=== Work to complete ===
Report, as a bare number, how many lines hold "books".

=== Dataset entries ===
[BEGIN]

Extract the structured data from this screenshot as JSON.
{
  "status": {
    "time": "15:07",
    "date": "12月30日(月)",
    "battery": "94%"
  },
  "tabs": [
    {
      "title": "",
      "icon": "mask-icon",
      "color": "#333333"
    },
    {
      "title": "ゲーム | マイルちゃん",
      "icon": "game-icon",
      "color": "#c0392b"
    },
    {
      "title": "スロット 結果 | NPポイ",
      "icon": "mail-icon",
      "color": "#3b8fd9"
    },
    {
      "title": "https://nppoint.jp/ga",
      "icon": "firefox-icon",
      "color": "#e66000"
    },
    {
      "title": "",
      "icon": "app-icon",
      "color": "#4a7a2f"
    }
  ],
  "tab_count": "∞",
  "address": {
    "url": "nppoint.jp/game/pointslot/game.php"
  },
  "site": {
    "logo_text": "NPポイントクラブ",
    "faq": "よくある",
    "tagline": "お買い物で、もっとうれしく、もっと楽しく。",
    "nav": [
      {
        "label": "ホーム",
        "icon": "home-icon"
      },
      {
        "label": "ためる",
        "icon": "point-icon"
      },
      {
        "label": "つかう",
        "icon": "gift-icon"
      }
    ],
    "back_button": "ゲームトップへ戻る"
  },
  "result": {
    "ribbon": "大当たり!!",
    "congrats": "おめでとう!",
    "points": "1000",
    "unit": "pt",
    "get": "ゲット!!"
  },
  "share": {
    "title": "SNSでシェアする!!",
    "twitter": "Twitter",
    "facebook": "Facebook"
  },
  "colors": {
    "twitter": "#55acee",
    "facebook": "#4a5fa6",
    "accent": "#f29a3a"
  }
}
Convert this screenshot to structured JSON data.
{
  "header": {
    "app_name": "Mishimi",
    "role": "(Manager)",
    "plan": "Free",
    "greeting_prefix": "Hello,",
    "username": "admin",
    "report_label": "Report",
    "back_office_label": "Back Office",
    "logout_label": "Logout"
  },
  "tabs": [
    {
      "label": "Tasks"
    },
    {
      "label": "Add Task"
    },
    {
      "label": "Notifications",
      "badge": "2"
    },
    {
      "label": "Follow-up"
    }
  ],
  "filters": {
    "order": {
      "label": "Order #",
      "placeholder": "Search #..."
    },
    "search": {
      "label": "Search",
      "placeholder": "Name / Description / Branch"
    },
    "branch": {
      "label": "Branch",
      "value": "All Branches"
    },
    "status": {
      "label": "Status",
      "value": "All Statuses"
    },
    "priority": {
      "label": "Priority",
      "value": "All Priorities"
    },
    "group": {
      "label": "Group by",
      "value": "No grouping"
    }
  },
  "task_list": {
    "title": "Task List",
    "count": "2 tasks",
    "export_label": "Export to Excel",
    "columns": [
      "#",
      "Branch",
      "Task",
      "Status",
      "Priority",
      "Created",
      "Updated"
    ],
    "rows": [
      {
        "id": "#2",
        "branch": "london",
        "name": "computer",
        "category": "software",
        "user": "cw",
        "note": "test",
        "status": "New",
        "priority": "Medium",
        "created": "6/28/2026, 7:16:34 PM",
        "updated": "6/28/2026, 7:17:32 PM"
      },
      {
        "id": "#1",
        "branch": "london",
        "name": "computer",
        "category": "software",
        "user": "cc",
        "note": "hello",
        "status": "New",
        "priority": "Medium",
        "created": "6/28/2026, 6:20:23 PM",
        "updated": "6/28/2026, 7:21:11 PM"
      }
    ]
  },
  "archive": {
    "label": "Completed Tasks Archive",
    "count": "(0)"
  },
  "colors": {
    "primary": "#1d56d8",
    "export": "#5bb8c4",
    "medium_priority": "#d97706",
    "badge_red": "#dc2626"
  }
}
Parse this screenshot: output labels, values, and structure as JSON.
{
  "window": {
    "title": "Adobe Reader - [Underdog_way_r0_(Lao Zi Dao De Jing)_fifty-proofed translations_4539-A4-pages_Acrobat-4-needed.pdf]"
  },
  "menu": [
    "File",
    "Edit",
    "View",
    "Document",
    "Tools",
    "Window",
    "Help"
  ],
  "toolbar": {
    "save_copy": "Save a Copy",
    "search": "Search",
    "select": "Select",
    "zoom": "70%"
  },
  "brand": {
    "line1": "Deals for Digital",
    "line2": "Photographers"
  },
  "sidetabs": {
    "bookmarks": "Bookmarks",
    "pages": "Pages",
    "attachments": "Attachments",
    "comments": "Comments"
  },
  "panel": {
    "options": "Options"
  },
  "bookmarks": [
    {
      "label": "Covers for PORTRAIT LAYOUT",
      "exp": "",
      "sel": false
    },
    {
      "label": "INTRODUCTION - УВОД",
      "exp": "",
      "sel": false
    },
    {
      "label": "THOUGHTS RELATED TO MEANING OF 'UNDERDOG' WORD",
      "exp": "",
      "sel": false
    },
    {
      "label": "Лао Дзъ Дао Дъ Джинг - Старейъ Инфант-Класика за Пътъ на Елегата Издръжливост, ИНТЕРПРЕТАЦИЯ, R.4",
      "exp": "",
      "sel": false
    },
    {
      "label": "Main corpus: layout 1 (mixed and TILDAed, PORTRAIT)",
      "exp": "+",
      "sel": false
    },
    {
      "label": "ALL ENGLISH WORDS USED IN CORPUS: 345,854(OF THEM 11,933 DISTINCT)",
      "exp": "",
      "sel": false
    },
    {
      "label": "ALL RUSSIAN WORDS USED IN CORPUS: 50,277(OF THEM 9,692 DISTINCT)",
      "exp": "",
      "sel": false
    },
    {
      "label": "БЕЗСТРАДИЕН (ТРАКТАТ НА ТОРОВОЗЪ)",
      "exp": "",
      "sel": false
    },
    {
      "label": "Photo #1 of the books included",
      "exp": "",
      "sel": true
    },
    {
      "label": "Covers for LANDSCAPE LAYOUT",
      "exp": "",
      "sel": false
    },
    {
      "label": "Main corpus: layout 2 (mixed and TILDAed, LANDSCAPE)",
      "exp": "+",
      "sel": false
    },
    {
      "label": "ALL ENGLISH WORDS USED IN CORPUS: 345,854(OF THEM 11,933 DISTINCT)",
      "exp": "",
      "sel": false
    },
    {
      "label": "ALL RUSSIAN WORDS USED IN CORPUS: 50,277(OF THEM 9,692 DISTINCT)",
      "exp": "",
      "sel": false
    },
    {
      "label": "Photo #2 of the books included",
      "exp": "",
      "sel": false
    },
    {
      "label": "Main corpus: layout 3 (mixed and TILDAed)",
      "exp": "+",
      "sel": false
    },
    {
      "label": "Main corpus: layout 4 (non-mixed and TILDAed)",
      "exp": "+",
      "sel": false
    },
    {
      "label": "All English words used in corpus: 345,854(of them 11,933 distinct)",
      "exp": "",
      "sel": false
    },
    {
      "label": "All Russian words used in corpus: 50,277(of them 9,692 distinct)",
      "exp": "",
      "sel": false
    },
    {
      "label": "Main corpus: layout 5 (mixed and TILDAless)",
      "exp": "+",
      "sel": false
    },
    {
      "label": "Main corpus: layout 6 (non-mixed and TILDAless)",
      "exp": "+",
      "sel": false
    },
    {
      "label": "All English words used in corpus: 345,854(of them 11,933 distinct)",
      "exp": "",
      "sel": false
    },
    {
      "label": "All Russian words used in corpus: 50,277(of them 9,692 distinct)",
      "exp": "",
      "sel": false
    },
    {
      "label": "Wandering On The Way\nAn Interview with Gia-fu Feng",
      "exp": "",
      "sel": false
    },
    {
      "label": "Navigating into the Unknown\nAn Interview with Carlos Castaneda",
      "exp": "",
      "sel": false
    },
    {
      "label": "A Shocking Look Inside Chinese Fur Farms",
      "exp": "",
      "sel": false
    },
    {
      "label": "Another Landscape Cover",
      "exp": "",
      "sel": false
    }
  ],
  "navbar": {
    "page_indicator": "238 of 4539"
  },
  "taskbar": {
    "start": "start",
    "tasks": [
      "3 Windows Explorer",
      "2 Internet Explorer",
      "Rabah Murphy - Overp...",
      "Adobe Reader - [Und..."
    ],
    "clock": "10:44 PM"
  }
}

[END]

=== Result for this exercise ===
2